(Figure collection entries)
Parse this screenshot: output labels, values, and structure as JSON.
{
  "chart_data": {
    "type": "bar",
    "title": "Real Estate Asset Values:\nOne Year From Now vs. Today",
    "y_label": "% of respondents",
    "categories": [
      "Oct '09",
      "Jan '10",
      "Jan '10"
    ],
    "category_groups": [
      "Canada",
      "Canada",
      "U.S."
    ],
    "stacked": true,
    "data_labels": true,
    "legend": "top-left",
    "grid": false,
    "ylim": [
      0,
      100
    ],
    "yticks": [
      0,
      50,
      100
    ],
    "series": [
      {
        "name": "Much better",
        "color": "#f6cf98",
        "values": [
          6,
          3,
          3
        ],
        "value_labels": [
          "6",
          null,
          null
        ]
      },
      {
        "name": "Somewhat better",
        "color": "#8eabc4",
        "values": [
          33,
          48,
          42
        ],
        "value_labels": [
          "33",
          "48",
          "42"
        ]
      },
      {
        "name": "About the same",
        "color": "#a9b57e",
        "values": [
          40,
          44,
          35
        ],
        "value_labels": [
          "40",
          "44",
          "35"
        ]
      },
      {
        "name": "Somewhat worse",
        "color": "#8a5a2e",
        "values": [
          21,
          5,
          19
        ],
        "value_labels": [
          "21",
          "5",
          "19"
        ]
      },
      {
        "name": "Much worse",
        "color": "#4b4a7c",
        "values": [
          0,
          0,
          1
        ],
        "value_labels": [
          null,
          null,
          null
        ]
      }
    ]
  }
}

What to produce:
Type out the full listing again, exactly as given.

Result below:
Parse this screenshot: output labels, values, and structure as JSON.
{
  "chart_data": {
    "type": "bar",
    "title": "Real Estate Asset Values:\nOne Year From Now vs. Today",
    "y_label": "% of respondents",
    "categories": [
      "Oct '09",
      "Jan '10",
      "Jan '10"
    ],
    "category_groups": [
      "Canada",
      "Canada",
      "U.S."
    ],
    "stacked": true,
    "data_labels": true,
    "legend": "top-left",
    "grid": false,
    "ylim": [
      0,
      100
    ],
    "yticks": [
      0,
      50,
      100
    ],
    "series": [
      {
        "name": "Much better",
        "color": "#f6cf98",
        "values": [
          6,
          3,
          3
        ],
        "value_labels": [
          "6",
          null,
          null
        ]
      },
      {
        "name": "Somewhat better",
        "color": "#8eabc4",
        "values": [
          33,
          48,
          42
        ],
        "value_labels": [
          "33",
          "48",
          "42"
        ]
      },
      {
        "name": "About the same",
        "color": "#a9b57e",
        "values": [
          40,
          44,
          35
        ],
        "value_labels": [
          "40",
          "44",
          "35"
        ]
      },
      {
        "name": "Somewhat worse",
        "color": "#8a5a2e",
        "values": [
          21,
          5,
          19
        ],
        "value_labels": [
          "21",
          "5",
          "19"
        ]
      },
      {
        "name": "Much worse",
        "color": "#4b4a7c",
        "values": [
          0,
          0,
          1
        ],
        "value_labels": [
          null,
          null,
          null
        ]
      }
    ]
  }
}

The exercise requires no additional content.